#### EXERCISE INSTRUCTIONS
Repeat all of the material exactly as given.

#### INPUT DATA
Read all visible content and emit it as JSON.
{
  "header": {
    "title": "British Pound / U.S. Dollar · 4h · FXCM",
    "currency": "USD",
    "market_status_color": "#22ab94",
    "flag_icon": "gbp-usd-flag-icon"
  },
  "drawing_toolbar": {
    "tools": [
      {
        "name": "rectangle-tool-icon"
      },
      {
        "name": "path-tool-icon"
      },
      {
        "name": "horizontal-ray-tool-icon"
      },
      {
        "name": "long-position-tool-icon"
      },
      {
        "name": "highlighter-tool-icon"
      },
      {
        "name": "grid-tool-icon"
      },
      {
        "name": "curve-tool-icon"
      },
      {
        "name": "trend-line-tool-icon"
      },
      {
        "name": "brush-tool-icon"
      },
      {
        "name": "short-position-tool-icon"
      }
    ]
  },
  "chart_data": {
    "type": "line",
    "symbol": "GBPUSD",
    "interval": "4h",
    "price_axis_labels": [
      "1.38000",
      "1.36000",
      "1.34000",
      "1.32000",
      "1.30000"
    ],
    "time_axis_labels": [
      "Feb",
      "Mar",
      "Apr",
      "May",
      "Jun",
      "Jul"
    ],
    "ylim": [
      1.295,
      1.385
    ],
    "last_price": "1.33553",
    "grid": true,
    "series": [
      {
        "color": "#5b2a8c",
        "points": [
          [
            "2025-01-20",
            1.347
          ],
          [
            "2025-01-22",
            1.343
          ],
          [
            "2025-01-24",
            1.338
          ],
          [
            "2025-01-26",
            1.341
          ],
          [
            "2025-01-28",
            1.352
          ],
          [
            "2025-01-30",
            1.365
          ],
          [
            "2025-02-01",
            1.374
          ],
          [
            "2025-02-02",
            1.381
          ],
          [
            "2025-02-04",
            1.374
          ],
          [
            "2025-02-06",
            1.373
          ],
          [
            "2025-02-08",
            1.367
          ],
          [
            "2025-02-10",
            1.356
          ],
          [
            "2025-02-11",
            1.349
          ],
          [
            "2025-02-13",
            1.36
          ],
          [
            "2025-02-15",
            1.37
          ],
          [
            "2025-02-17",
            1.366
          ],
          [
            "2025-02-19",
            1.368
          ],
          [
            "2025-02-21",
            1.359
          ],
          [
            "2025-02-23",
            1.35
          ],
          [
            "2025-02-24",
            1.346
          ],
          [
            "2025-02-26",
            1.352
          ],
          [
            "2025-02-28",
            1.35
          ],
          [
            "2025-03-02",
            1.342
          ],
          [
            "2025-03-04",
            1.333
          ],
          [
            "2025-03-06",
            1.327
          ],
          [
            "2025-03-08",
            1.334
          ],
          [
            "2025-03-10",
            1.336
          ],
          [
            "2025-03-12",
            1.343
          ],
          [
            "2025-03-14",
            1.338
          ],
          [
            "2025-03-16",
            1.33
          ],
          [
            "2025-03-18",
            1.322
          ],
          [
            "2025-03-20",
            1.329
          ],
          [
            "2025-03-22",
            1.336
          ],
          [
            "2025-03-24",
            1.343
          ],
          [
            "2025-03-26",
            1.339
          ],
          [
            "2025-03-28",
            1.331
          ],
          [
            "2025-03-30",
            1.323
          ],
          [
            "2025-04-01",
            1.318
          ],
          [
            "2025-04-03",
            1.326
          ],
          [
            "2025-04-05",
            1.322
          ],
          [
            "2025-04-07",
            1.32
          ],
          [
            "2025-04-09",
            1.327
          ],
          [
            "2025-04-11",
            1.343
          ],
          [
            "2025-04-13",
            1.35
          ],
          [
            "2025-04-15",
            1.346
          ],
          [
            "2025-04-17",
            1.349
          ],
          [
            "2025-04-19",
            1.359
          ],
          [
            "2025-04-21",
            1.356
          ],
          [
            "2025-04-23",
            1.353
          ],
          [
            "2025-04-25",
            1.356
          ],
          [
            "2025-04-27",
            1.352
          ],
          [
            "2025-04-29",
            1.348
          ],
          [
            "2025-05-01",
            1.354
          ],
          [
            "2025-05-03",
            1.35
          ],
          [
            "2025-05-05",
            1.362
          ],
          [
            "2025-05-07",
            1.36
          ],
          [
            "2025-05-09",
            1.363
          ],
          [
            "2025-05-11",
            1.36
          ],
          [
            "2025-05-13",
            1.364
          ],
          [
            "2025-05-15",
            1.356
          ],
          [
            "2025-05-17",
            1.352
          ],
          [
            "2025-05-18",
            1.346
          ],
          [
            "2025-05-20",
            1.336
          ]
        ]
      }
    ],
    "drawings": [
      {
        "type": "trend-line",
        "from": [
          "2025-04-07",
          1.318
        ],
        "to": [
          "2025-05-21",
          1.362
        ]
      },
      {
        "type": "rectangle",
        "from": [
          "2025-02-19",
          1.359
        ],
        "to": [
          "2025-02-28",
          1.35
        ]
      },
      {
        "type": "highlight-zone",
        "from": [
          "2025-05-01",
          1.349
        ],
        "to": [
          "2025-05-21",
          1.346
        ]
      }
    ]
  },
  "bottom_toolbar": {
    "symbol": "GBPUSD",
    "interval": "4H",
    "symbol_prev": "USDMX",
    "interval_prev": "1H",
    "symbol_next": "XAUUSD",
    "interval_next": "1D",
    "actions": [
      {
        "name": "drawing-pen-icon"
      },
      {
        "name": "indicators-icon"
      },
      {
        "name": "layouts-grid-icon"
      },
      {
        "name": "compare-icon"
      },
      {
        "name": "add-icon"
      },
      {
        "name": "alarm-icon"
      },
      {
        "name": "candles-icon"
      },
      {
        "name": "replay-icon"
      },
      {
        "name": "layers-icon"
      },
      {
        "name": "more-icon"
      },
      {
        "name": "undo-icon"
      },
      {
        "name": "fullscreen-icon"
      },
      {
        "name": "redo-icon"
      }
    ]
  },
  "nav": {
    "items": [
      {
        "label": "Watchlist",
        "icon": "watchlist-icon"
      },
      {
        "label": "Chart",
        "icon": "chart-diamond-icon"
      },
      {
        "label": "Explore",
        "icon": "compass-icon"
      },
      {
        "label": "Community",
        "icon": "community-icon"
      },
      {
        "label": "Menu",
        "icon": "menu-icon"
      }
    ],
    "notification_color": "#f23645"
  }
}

#### WRITTEN REPLY
Read all visible content and emit it as JSON.
{
  "header": {
    "title": "British Pound / U.S. Dollar · 4h · FXCM",
    "currency": "USD",
    "market_status_color": "#22ab94",
    "flag_icon": "gbp-usd-flag-icon"
  },
  "drawing_toolbar": {
    "tools": [
      {
        "name": "rectangle-tool-icon"
      },
      {
        "name": "path-tool-icon"
      },
      {
        "name": "horizontal-ray-tool-icon"
      },
      {
        "name": "long-position-tool-icon"
      },
      {
        "name": "highlighter-tool-icon"
      },
      {
        "name": "grid-tool-icon"
      },
      {
        "name": "curve-tool-icon"
      },
      {
        "name": "trend-line-tool-icon"
      },
      {
        "name": "brush-tool-icon"
      },
      {
        "name": "short-position-tool-icon"
      }
    ]
  },
  "chart_data": {
    "type": "line",
    "symbol": "GBPUSD",
    "interval": "4h",
    "price_axis_labels": [
      "1.38000",
      "1.36000",
      "1.34000",
      "1.32000",
      "1.30000"
    ],
    "time_axis_labels": [
      "Feb",
      "Mar",
      "Apr",
      "May",
      "Jun",
      "Jul"
    ],
    "ylim": [
      1.295,
      1.385
    ],
    "last_price": "1.33553",
    "grid": true,
    "series": [
      {
        "color": "#5b2a8c",
        "points": [
          [
            "2025-01-20",
            1.347
          ],
          [
            "2025-01-22",
            1.343
          ],
          [
            "2025-01-24",
            1.338
          ],
          [
            "2025-01-26",
            1.341
          ],
          [
            "2025-01-28",
            1.352
          ],
          [
            "2025-01-30",
            1.365
          ],
          [
            "2025-02-01",
            1.374
          ],
          [
            "2025-02-02",
            1.381
          ],
          [
            "2025-02-04",
            1.374
          ],
          [
            "2025-02-06",
            1.373
          ],
          [
            "2025-02-08",
            1.367
          ],
          [
            "2025-02-10",
            1.356
          ],
          [
            "2025-02-11",
            1.349
          ],
          [
            "2025-02-13",
            1.36
          ],
          [
            "2025-02-15",
            1.37
          ],
          [
            "2025-02-17",
            1.366
          ],
          [
            "2025-02-19",
            1.368
          ],
          [
            "2025-02-21",
            1.359
          ],
          [
            "2025-02-23",
            1.35
          ],
          [
            "2025-02-24",
            1.346
          ],
          [
            "2025-02-26",
            1.352
          ],
          [
            "2025-02-28",
            1.35
          ],
          [
            "2025-03-02",
            1.342
          ],
          [
            "2025-03-04",
            1.333
          ],
          [
            "2025-03-06",
            1.327
          ],
          [
            "2025-03-08",
            1.334
          ],
          [
            "2025-03-10",
            1.336
          ],
          [
            "2025-03-12",
            1.343
          ],
          [
            "2025-03-14",
            1.338
          ],
          [
            "2025-03-16",
            1.33
          ],
          [
            "2025-03-18",
            1.322
          ],
          [
            "2025-03-20",
            1.329
          ],
          [
            "2025-03-22",
            1.336
          ],
          [
            "2025-03-24",
            1.343
          ],
          [
            "2025-03-26",
            1.339
          ],
          [
            "2025-03-28",
            1.331
          ],
          [
            "2025-03-30",
            1.323
          ],
          [
            "2025-04-01",
            1.318
          ],
          [
            "2025-04-03",
            1.326
          ],
          [
            "2025-04-05",
            1.322
          ],
          [
            "2025-04-07",
            1.32
          ],
          [
            "2025-04-09",
            1.327
          ],
          [
            "2025-04-11",
            1.343
          ],
          [
            "2025-04-13",
            1.35
          ],
          [
            "2025-04-15",
            1.346
          ],
          [
            "2025-04-17",
            1.349
          ],
          [
            "2025-04-19",
            1.359
          ],
          [
            "2025-04-21",
            1.356
          ],
          [
            "2025-04-23",
            1.353
          ],
          [
            "2025-04-25",
            1.356
          ],
          [
            "2025-04-27",
            1.352
          ],
          [
            "2025-04-29",
            1.348
          ],
          [
            "2025-05-01",
            1.354
          ],
          [
            "2025-05-03",
            1.35
          ],
          [
            "2025-05-05",
            1.362
          ],
          [
            "2025-05-07",
            1.36
          ],
          [
            "2025-05-09",
            1.363
          ],
          [
            "2025-05-11",
            1.36
          ],
          [
            "2025-05-13",
            1.364
          ],
          [
            "2025-05-15",
            1.356
          ],
          [
            "2025-05-17",
            1.352
          ],
          [
            "2025-05-18",
            1.346
          ],
          [
            "2025-05-20",
            1.336
          ]
        ]
      }
    ],
    "drawings": [
      {
        "type": "trend-line",
        "from": [
          "2025-04-07",
          1.318
        ],
        "to": [
          "2025-05-21",
          1.362
        ]
      },
      {
        "type": "rectangle",
        "from": [
          "2025-02-19",
          1.359
        ],
        "to": [
          "2025-02-28",
          1.35
        ]
      },
      {
        "type": "highlight-zone",
        "from": [
          "2025-05-01",
          1.349
        ],
        "to": [
          "2025-05-21",
          1.346
        ]
      }
    ]
  },
  "bottom_toolbar": {
    "symbol": "GBPUSD",
    "interval": "4H",
    "symbol_prev": "USDMX",
    "interval_prev": "1H",
    "symbol_next": "XAUUSD",
    "interval_next": "1D",
    "actions": [
      {
        "name": "drawing-pen-icon"
      },
      {
        "name": "indicators-icon"
      },
      {
        "name": "layouts-grid-icon"
      },
      {
        "name": "compare-icon"
      },
      {
        "name": "add-icon"
      },
      {
        "name": "alarm-icon"
      },
      {
        "name": "candles-icon"
      },
      {
        "name": "replay-icon"
      },
      {
        "name": "layers-icon"
      },
      {
        "name": "more-icon"
      },
      {
        "name": "undo-icon"
      },
      {
        "name": "fullscreen-icon"
      },
      {
        "name": "redo-icon"
      }
    ]
  },
  "nav": {
    "items": [
      {
        "label": "Watchlist",
        "icon": "watchlist-icon"
      },
      {
        "label": "Chart",
        "icon": "chart-diamond-icon"
      },
      {
        "label": "Explore",
        "icon": "compass-icon"
      },
      {
        "label": "Community",
        "icon": "community-icon"
      },
      {
        "label": "Menu",
        "icon": "menu-icon"
      }
    ],
    "notification_color": "#f23645"
  }
}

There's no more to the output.